*AIM*. Reproduce the listing below verbatim.

(Extracted records)
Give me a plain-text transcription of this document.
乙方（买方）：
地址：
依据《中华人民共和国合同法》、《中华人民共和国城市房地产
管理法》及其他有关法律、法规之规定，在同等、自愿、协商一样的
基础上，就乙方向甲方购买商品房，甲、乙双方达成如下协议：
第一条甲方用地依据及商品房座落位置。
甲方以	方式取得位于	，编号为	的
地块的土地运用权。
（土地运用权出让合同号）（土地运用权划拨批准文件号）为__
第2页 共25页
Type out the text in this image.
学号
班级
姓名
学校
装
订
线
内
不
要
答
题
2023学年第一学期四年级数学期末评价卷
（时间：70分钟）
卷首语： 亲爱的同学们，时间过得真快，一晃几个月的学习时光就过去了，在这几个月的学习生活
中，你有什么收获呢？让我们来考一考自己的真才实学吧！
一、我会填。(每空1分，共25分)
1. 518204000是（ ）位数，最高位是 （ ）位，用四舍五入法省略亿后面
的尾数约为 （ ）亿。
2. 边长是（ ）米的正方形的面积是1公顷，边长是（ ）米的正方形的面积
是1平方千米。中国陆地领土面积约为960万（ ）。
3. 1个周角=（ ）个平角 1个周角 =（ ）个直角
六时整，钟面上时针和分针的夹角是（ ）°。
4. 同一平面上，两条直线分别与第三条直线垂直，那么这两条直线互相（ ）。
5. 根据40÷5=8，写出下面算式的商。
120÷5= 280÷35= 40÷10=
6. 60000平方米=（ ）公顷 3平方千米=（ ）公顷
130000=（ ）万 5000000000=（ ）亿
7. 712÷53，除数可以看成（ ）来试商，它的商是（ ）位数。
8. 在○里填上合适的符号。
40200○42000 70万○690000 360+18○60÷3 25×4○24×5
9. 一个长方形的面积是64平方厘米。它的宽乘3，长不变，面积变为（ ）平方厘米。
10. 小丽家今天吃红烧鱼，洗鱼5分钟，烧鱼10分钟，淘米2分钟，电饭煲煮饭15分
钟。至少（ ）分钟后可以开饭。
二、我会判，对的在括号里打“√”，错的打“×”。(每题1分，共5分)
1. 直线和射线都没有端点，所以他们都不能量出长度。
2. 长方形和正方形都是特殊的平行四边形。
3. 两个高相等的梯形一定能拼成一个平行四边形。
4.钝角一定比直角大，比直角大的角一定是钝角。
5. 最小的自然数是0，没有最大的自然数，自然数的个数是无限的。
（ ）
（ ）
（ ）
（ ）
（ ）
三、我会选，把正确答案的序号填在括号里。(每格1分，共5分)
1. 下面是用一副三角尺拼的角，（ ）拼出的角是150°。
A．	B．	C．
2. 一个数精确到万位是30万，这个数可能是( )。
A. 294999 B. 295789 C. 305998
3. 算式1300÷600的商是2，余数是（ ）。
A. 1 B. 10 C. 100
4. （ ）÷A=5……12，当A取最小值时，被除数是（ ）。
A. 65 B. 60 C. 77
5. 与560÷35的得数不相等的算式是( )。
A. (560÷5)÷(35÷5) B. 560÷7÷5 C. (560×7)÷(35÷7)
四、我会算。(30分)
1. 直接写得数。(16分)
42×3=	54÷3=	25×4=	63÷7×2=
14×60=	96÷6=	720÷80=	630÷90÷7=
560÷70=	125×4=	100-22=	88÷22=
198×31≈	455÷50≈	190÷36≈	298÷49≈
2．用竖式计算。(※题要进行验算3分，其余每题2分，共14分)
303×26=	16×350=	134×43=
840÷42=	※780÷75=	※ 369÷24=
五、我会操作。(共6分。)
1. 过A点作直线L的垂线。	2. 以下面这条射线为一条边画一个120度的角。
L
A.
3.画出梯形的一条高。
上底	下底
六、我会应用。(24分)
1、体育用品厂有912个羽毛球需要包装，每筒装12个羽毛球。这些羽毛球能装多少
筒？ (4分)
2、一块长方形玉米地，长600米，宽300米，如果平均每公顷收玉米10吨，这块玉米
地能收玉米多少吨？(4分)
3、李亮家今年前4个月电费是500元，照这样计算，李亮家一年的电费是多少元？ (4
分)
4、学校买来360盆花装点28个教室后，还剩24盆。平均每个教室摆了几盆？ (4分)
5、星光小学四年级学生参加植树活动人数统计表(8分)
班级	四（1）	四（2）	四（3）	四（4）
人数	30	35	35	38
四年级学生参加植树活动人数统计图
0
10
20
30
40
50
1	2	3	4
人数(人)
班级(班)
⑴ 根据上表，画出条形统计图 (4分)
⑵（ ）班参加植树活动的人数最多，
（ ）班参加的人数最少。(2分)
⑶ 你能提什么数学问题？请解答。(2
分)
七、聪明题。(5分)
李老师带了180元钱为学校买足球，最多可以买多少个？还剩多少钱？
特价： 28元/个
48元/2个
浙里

*TASK OUTPUT*.
Give me a plain-text transcription of this document.
乙方（买方）：
地址：
依据《中华人民共和国合同法》、《中华人民共和国城市房地产
管理法》及其他有关法律、法规之规定，在同等、自愿、协商一样的
基础上，就乙方向甲方购买商品房，甲、乙双方达成如下协议：
第一条甲方用地依据及商品房座落位置。
甲方以	方式取得位于	，编号为	的
地块的土地运用权。
（土地运用权出让合同号）（土地运用权划拨批准文件号）为__
第2页 共25页
Type out the text in this image.
学号
班级
姓名
学校
装
订
线
内
不
要
答
题
2023学年第一学期四年级数学期末评价卷
（时间：70分钟）
卷首语： 亲爱的同学们，时间过得真快，一晃几个月的学习时光就过去了，在这几个月的学习生活
中，你有什么收获呢？让我们来考一考自己的真才实学吧！
一、我会填。(每空1分，共25分)
1. 518204000是（ ）位数，最高位是 （ ）位，用四舍五入法省略亿后面
的尾数约为 （ ）亿。
2. 边长是（ ）米的正方形的面积是1公顷，边长是（ ）米的正方形的面积
是1平方千米。中国陆地领土面积约为960万（ ）。
3. 1个周角=（ ）个平角 1个周角 =（ ）个直角
六时整，钟面上时针和分针的夹角是（ ）°。
4. 同一平面上，两条直线分别与第三条直线垂直，那么这两条直线互相（ ）。
5. 根据40÷5=8，写出下面算式的商。
120÷5= 280÷35= 40÷10=
6. 60000平方米=（ ）公顷 3平方千米=（ ）公顷
130000=（ ）万 5000000000=（ ）亿
7. 712÷53，除数可以看成（ ）来试商，它的商是（ ）位数。
8. 在○里填上合适的符号。
40200○42000 70万○690000 360+18○60÷3 25×4○24×5
9. 一个长方形的面积是64平方厘米。它的宽乘3，长不变，面积变为（ ）平方厘米。
10. 小丽家今天吃红烧鱼，洗鱼5分钟，烧鱼10分钟，淘米2分钟，电饭煲煮饭15分
钟。至少（ ）分钟后可以开饭。
二、我会判，对的在括号里打“√”，错的打“×”。(每题1分，共5分)
1. 直线和射线都没有端点，所以他们都不能量出长度。
2. 长方形和正方形都是特殊的平行四边形。
3. 两个高相等的梯形一定能拼成一个平行四边形。
4.钝角一定比直角大，比直角大的角一定是钝角。
5. 最小的自然数是0，没有最大的自然数，自然数的个数是无限的。
（ ）
（ ）
（ ）
（ ）
（ ）
三、我会选，把正确答案的序号填在括号里。(每格1分，共5分)
1. 下面是用一副三角尺拼的角，（ ）拼出的角是150°。
A．	B．	C．
2. 一个数精确到万位是30万，这个数可能是( )。
A. 294999 B. 295789 C. 305998
3. 算式1300÷600的商是2，余数是（ ）。
A. 1 B. 10 C. 100
4. （ ）÷A=5……12，当A取最小值时，被除数是（ ）。
A. 65 B. 60 C. 77
5. 与560÷35的得数不相等的算式是( )。
A. (560÷5)÷(35÷5) B. 560÷7÷5 C. (560×7)÷(35÷7)
四、我会算。(30分)
1. 直接写得数。(16分)
42×3=	54÷3=	25×4=	63÷7×2=
14×60=	96÷6=	720÷80=	630÷90÷7=
560÷70=	125×4=	100-22=	88÷22=
198×31≈	455÷50≈	190÷36≈	298÷49≈
2．用竖式计算。(※题要进行验算3分，其余每题2分，共14分)
303×26=	16×350=	134×43=
840÷42=	※780÷75=	※ 369÷24=
五、我会操作。(共6分。)
1. 过A点作直线L的垂线。	2. 以下面这条射线为一条边画一个120度的角。
L
A.
3.画出梯形的一条高。
上底	下底
六、我会应用。(24分)
1、体育用品厂有912个羽毛球需要包装，每筒装12个羽毛球。这些羽毛球能装多少
筒？ (4分)
2、一块长方形玉米地，长600米，宽300米，如果平均每公顷收玉米10吨，这块玉米
地能收玉米多少吨？(4分)
3、李亮家今年前4个月电费是500元，照这样计算，李亮家一年的电费是多少元？ (4
分)
4、学校买来360盆花装点28个教室后，还剩24盆。平均每个教室摆了几盆？ (4分)
5、星光小学四年级学生参加植树活动人数统计表(8分)
班级	四（1）	四（2）	四（3）	四（4）
人数	30	35	35	38
四年级学生参加植树活动人数统计图
0
10
20
30
40
50
1	2	3	4
人数(人)
班级(班)
⑴ 根据上表，画出条形统计图 (4分)
⑵（ ）班参加植树活动的人数最多，
（ ）班参加的人数最少。(2分)
⑶ 你能提什么数学问题？请解答。(2
分)
七、聪明题。(5分)
李老师带了180元钱为学校买足球，最多可以买多少个？还剩多少钱？
特价： 28元/个
48元/2个
浙里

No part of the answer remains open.